| Exercise prompt |
Pictures are not part of the copy; repeat everything else in the records exactly.

| Records supplied |
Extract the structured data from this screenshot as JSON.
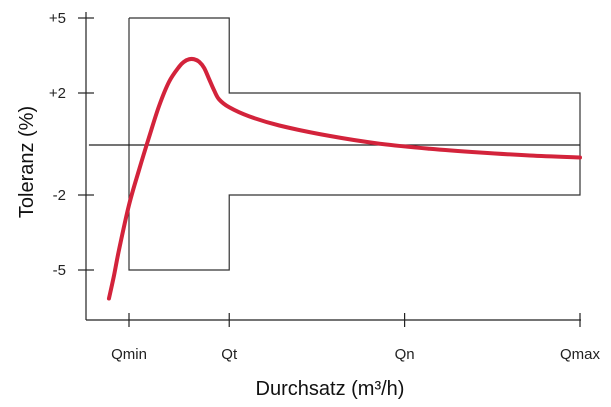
{
  "chart_data": {
    "type": "line",
    "xlabel": "Durchsatz (m³/h)",
    "ylabel": "Toleranz (%)",
    "x_ticks": [
      {
        "label": "Qmin",
        "x": 1
      },
      {
        "label": "Qt",
        "x": 2
      },
      {
        "label": "Qn",
        "x": 3.75
      },
      {
        "label": "Qmax",
        "x": 5.5
      }
    ],
    "y_ticks": [
      {
        "label": "+5",
        "y": 5
      },
      {
        "label": "+2",
        "y": 2
      },
      {
        "label": "-2",
        "y": -2
      },
      {
        "label": "-5",
        "y": -5
      }
    ],
    "xlim": [
      0.45,
      5.5
    ],
    "ylim": [
      -7,
      5.4
    ],
    "grid": false,
    "tolerance_envelope": [
      [
        1,
        5
      ],
      [
        2,
        5
      ],
      [
        2,
        2
      ],
      [
        5.5,
        2
      ],
      [
        5.5,
        -2
      ],
      [
        2,
        -2
      ],
      [
        2,
        -5
      ],
      [
        1,
        -5
      ],
      [
        1,
        5
      ]
    ],
    "reference_line": {
      "y": 0,
      "x_from": 0.6,
      "x_to": 5.5
    },
    "series": [
      {
        "color": "#d3233b",
        "x": [
          0.8,
          0.85,
          0.9,
          1.0,
          1.1,
          1.2,
          1.3,
          1.4,
          1.5,
          1.55,
          1.6,
          1.65,
          1.7,
          1.75,
          1.8,
          1.85,
          1.9,
          2.0,
          2.2,
          2.5,
          3.0,
          3.5,
          4.0,
          4.5,
          5.0,
          5.5
        ],
        "y": [
          -6.5,
          -5.3,
          -4.2,
          -2.4,
          -1.0,
          0.3,
          1.5,
          2.45,
          3.05,
          3.25,
          3.35,
          3.35,
          3.25,
          3.0,
          2.55,
          2.1,
          1.75,
          1.45,
          1.1,
          0.75,
          0.35,
          0.05,
          -0.15,
          -0.3,
          -0.42,
          -0.5
        ]
      }
    ]
  }
}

| The result |
Extract the structured data from this screenshot as JSON.
{
  "chart_data": {
    "type": "line",
    "xlabel": "Durchsatz (m³/h)",
    "ylabel": "Toleranz (%)",
    "x_ticks": [
      {
        "label": "Qmin",
        "x": 1
      },
      {
        "label": "Qt",
        "x": 2
      },
      {
        "label": "Qn",
        "x": 3.75
      },
      {
        "label": "Qmax",
        "x": 5.5
      }
    ],
    "y_ticks": [
      {
        "label": "+5",
        "y": 5
      },
      {
        "label": "+2",
        "y": 2
      },
      {
        "label": "-2",
        "y": -2
      },
      {
        "label": "-5",
        "y": -5
      }
    ],
    "xlim": [
      0.45,
      5.5
    ],
    "ylim": [
      -7,
      5.4
    ],
    "grid": false,
    "tolerance_envelope": [
      [
        1,
        5
      ],
      [
        2,
        5
      ],
      [
        2,
        2
      ],
      [
        5.5,
        2
      ],
      [
        5.5,
        -2
      ],
      [
        2,
        -2
      ],
      [
        2,
        -5
      ],
      [
        1,
        -5
      ],
      [
        1,
        5
      ]
    ],
    "reference_line": {
      "y": 0,
      "x_from": 0.6,
      "x_to": 5.5
    },
    "series": [
      {
        "color": "#d3233b",
        "x": [
          0.8,
          0.85,
          0.9,
          1.0,
          1.1,
          1.2,
          1.3,
          1.4,
          1.5,
          1.55,
          1.6,
          1.65,
          1.7,
          1.75,
          1.8,
          1.85,
          1.9,
          2.0,
          2.2,
          2.5,
          3.0,
          3.5,
          4.0,
          4.5,
          5.0,
          5.5
        ],
        "y": [
          -6.5,
          -5.3,
          -4.2,
          -2.4,
          -1.0,
          0.3,
          1.5,
          2.45,
          3.05,
          3.25,
          3.35,
          3.35,
          3.25,
          3.0,
          2.55,
          2.1,
          1.75,
          1.45,
          1.1,
          0.75,
          0.35,
          0.05,
          -0.15,
          -0.3,
          -0.42,
          -0.5
        ]
      }
    ]
  }
}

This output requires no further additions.